THE INPUT
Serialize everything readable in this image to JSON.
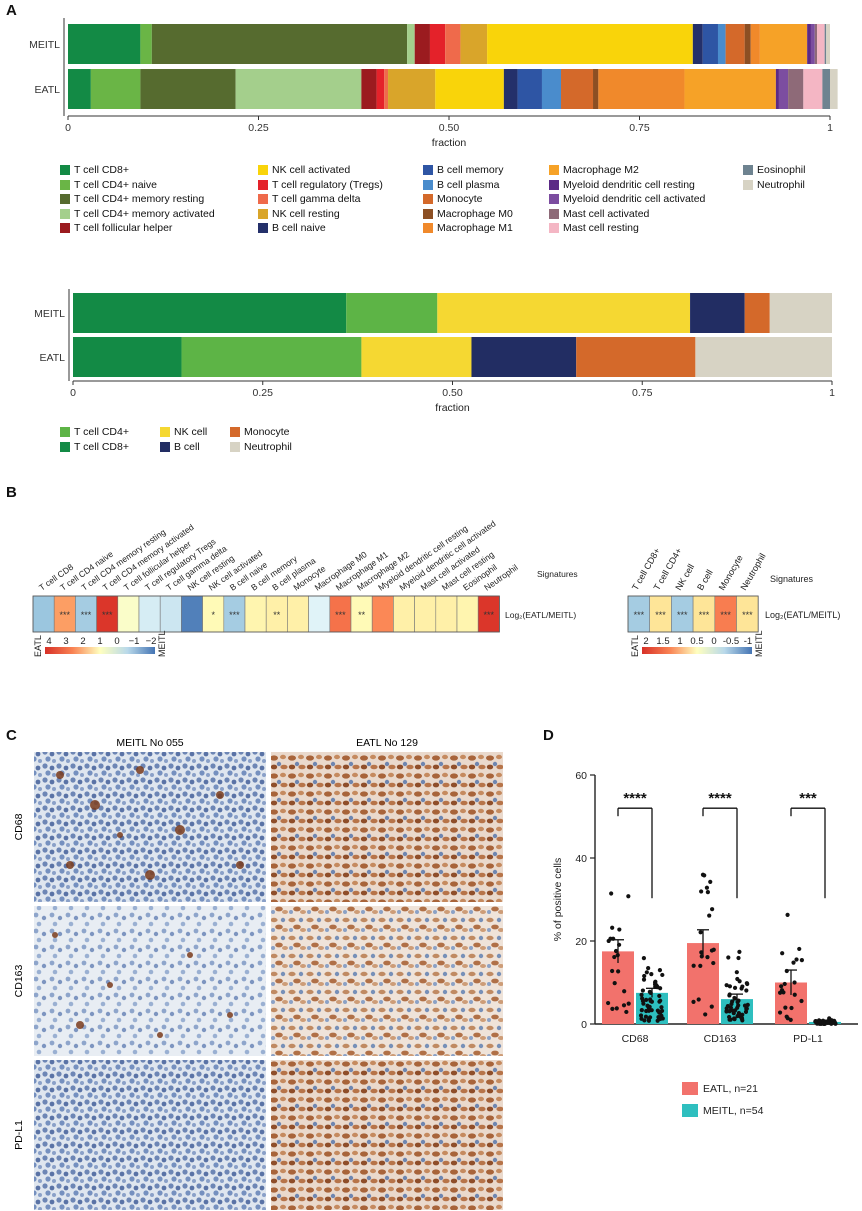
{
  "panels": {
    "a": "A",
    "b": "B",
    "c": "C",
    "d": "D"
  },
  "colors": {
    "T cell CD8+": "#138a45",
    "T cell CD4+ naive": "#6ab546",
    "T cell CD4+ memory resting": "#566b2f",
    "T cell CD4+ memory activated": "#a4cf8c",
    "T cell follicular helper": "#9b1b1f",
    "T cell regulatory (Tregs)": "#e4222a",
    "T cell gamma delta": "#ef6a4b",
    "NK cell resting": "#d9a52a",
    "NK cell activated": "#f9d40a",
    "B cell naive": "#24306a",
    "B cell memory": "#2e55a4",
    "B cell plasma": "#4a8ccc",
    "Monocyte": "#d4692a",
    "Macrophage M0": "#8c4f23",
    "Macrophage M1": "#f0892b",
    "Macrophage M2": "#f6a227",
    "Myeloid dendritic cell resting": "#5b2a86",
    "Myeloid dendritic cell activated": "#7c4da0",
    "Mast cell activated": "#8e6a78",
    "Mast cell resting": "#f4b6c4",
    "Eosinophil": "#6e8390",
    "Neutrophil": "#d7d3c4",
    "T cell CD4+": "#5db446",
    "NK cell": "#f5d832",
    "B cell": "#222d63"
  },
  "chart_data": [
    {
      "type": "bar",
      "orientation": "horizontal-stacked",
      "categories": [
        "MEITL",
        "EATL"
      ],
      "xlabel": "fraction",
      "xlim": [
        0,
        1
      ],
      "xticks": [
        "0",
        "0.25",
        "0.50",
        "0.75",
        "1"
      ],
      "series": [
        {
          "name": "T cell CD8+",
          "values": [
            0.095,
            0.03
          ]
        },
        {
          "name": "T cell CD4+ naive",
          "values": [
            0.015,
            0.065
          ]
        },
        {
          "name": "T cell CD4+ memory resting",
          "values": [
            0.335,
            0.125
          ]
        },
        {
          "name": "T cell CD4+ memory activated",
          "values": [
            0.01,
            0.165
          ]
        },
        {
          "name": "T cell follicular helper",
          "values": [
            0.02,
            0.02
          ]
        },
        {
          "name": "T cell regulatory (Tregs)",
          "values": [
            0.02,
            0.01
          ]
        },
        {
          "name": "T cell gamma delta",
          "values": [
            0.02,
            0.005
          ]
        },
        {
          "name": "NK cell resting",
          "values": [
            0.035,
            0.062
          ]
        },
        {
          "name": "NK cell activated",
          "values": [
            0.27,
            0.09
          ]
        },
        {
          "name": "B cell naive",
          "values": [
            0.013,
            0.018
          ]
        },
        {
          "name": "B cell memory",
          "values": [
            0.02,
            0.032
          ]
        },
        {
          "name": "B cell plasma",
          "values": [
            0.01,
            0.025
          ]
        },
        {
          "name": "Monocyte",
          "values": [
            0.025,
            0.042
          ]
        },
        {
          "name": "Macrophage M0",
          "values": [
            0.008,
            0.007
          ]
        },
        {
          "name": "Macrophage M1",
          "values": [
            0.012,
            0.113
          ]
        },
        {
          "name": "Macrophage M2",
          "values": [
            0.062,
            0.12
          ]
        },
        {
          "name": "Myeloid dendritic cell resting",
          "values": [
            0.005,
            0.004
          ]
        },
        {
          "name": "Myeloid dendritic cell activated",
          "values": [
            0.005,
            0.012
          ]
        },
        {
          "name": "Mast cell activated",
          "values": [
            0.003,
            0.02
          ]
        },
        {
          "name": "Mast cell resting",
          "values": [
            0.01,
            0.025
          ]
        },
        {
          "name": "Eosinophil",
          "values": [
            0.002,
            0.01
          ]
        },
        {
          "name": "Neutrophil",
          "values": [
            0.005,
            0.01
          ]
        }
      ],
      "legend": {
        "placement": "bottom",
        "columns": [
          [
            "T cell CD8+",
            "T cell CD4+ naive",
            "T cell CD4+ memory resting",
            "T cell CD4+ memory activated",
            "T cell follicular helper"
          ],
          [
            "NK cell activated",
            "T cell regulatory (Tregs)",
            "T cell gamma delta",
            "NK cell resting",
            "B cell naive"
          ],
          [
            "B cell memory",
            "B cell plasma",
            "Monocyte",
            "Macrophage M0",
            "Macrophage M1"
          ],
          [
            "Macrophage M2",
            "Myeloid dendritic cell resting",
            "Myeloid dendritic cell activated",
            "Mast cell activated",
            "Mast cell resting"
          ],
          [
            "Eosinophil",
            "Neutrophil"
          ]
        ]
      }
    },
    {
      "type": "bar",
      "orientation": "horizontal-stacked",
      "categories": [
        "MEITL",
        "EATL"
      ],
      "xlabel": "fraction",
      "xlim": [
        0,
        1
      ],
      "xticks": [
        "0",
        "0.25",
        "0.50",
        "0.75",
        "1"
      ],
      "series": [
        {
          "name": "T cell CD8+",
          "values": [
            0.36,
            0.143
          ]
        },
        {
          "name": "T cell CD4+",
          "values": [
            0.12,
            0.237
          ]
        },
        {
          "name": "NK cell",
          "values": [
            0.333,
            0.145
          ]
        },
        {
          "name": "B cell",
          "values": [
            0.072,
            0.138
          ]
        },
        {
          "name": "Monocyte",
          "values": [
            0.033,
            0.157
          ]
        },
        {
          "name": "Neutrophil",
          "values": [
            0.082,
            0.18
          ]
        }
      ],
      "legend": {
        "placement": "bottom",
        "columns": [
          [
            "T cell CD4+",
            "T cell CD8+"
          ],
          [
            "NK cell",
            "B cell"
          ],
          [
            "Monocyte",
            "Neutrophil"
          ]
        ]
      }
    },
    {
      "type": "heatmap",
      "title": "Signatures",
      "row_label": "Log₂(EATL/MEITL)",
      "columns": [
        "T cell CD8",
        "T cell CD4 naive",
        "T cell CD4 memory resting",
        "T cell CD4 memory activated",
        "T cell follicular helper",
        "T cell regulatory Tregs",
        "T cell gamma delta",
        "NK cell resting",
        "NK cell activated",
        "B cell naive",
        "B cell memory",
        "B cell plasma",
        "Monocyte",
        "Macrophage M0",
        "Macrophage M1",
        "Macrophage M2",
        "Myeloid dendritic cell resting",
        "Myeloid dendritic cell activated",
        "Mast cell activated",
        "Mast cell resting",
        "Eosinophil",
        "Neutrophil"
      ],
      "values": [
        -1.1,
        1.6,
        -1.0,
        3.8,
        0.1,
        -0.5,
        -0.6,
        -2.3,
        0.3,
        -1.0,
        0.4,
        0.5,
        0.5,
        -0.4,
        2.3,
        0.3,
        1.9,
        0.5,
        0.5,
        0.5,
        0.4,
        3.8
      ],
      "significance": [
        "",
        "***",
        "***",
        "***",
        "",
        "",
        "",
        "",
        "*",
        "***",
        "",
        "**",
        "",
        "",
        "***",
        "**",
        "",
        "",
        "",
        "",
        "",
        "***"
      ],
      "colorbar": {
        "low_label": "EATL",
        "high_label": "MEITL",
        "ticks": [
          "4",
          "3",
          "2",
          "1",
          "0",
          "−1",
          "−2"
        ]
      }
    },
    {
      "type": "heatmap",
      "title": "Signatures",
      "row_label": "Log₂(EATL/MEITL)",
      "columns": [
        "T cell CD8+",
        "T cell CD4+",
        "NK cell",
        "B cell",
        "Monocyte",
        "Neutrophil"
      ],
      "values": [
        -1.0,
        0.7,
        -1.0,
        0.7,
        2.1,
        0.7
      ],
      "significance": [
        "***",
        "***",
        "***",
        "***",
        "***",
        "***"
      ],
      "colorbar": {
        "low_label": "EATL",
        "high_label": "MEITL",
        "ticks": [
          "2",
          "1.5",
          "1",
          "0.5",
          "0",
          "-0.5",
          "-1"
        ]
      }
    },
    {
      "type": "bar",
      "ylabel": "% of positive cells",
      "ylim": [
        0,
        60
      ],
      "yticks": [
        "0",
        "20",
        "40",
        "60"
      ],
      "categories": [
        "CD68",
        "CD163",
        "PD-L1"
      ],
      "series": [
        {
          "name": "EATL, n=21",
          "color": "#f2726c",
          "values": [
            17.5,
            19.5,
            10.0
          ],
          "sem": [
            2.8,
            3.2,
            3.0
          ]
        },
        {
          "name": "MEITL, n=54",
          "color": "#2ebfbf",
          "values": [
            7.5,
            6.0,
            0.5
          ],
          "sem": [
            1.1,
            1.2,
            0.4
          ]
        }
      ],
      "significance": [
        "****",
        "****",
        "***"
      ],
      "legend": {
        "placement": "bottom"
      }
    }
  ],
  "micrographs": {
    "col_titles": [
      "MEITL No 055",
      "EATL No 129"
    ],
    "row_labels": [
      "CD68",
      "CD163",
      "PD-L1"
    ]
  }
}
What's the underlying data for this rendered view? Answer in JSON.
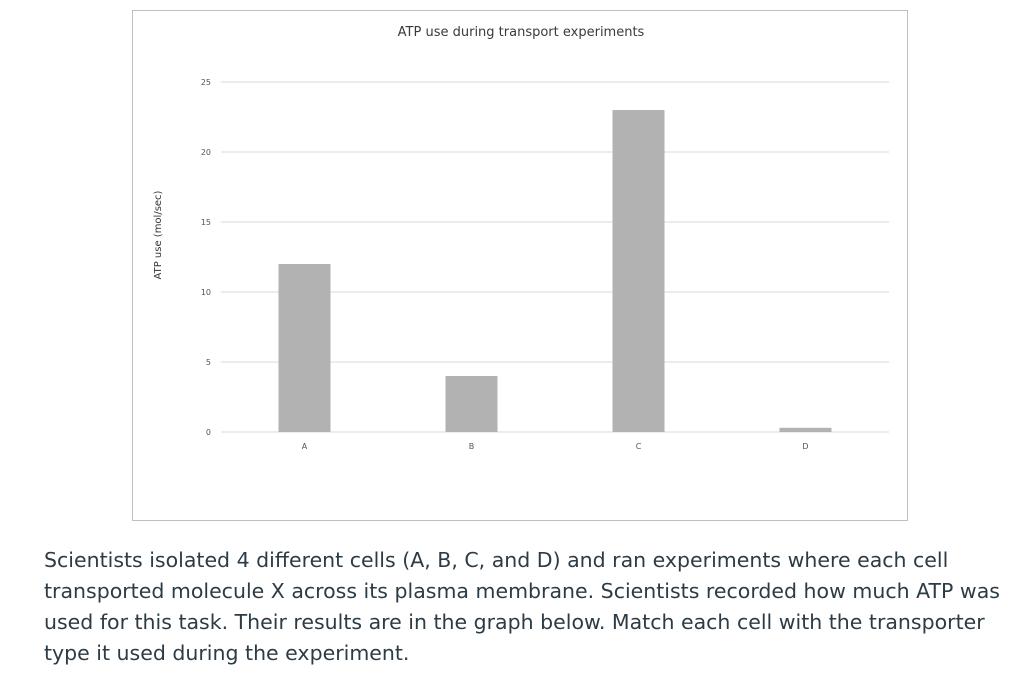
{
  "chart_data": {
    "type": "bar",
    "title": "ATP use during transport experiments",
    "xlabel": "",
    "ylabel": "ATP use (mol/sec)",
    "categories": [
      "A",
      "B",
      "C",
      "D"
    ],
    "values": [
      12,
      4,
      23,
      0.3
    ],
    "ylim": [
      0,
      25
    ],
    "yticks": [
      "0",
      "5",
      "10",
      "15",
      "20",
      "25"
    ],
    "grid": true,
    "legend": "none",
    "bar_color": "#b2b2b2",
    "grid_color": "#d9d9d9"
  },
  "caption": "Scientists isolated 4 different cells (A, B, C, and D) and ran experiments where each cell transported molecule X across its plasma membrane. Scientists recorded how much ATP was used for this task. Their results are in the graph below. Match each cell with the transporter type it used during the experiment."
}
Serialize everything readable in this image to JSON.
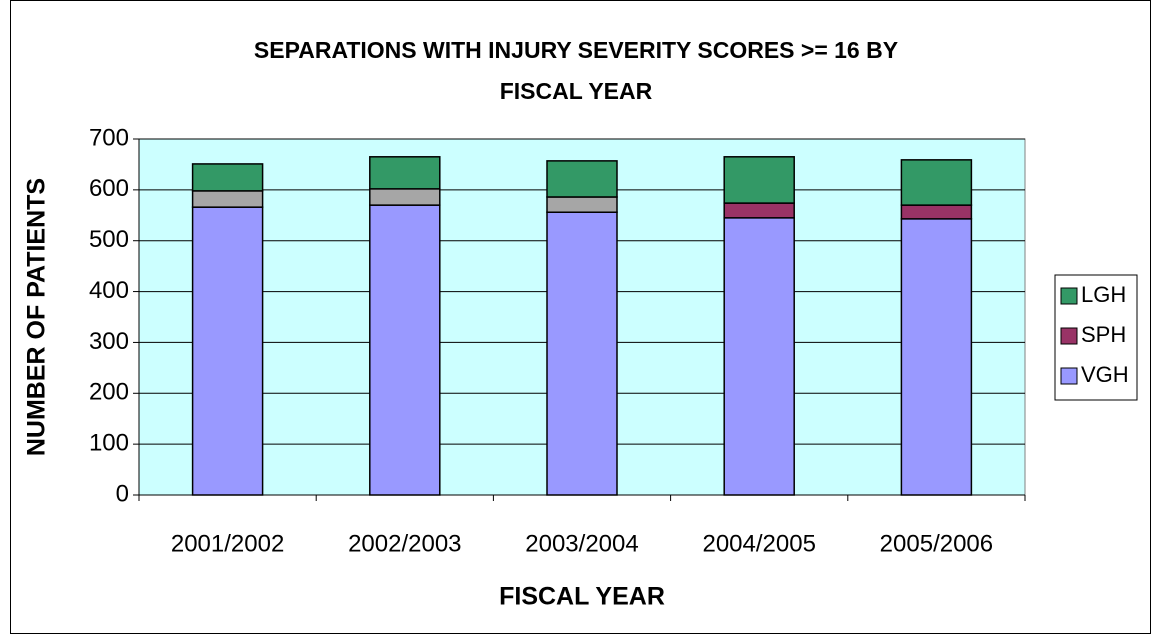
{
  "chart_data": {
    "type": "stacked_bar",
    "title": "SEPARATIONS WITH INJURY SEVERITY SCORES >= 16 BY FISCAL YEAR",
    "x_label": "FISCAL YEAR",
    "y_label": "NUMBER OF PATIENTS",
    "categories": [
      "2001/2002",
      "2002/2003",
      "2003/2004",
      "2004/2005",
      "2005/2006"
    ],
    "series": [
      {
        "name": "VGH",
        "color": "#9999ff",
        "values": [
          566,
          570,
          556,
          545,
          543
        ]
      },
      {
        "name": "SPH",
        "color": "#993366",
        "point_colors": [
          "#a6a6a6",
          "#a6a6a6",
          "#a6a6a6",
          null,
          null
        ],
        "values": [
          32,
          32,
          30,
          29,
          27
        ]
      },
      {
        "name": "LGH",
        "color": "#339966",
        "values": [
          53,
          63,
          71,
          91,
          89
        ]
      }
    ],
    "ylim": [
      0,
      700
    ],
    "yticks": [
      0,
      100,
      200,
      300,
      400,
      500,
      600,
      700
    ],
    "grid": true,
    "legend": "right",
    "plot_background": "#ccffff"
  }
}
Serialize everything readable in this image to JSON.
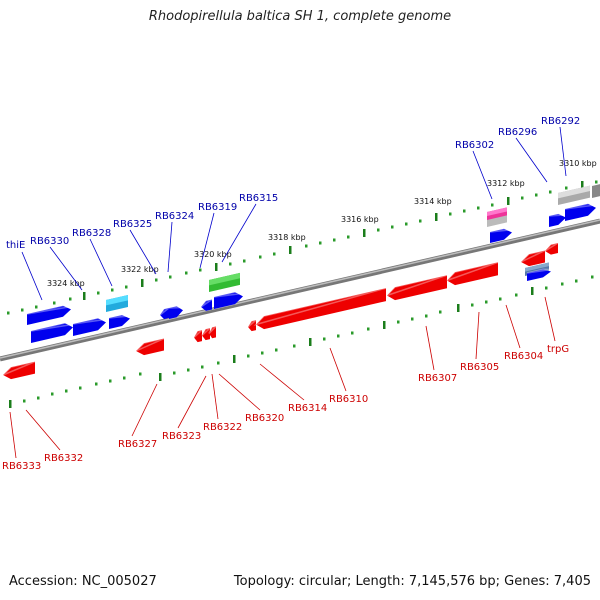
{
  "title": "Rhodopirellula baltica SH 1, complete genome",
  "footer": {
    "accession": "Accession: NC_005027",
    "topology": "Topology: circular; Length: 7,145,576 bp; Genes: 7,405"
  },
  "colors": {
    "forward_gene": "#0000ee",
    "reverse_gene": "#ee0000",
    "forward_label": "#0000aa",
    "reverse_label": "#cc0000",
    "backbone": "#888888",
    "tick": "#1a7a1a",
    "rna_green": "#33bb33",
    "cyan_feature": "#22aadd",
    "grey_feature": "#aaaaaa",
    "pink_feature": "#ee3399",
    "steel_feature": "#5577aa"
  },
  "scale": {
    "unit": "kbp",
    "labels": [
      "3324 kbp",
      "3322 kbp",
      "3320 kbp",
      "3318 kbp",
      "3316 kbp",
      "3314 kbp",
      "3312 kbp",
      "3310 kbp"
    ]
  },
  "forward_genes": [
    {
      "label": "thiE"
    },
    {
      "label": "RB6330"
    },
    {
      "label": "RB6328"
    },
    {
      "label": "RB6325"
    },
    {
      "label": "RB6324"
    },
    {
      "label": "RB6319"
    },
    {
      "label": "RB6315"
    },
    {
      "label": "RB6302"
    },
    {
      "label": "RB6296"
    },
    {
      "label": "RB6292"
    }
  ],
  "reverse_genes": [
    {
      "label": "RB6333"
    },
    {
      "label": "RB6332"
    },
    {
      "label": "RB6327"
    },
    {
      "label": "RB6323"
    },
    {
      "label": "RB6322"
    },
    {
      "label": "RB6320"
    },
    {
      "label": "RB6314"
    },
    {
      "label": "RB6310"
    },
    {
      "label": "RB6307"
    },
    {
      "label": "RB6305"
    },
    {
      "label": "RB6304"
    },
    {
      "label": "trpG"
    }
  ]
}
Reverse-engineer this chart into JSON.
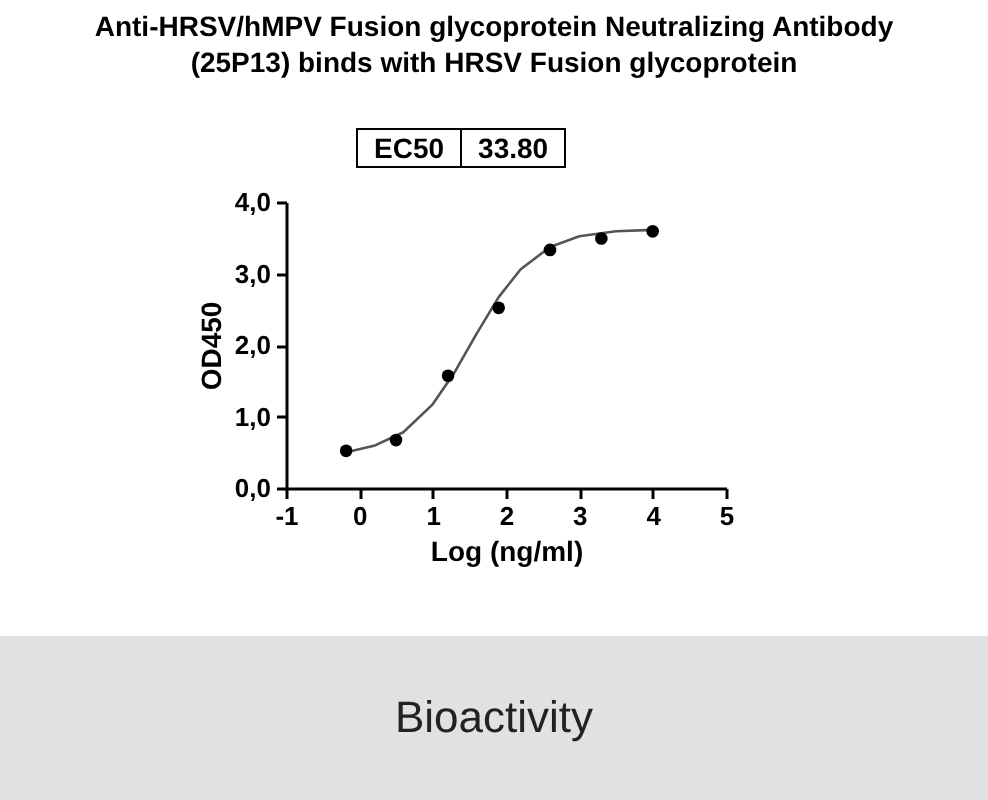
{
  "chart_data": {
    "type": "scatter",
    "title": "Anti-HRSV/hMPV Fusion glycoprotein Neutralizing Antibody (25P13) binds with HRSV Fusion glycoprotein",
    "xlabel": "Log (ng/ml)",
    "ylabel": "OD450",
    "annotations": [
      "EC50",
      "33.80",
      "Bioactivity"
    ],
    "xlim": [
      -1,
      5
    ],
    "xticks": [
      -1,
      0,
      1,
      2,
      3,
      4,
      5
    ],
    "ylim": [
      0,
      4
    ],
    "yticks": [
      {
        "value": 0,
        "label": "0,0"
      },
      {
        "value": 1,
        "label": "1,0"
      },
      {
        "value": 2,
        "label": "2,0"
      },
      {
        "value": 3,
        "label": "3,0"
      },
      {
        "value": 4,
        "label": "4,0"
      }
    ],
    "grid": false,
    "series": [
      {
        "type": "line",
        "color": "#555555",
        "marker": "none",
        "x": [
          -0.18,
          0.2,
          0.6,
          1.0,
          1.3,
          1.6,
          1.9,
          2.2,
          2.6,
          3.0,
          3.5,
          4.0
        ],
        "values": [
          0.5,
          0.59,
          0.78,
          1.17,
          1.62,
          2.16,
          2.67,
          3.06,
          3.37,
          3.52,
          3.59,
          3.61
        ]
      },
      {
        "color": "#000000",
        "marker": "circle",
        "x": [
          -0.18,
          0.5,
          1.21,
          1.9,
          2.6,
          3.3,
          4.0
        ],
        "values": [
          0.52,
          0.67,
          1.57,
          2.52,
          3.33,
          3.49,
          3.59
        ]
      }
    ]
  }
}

TASK TO COMPLETE
Only lines of the data holding the word "experiments" go in the answer. Please copy each of them.

ANSWER FOR THIS EXERCISE
    "title": "ATP use during transport experiments",
  "caption": "Scientists isolated 4 different cells (A, B, C, and D) and ran experiments where each cell transported molecule X across its plasma membrane. Scientists recorded how much ATP was used for this task. Their results are in the graph below. Match each cell with the transporter type it used during the experiment."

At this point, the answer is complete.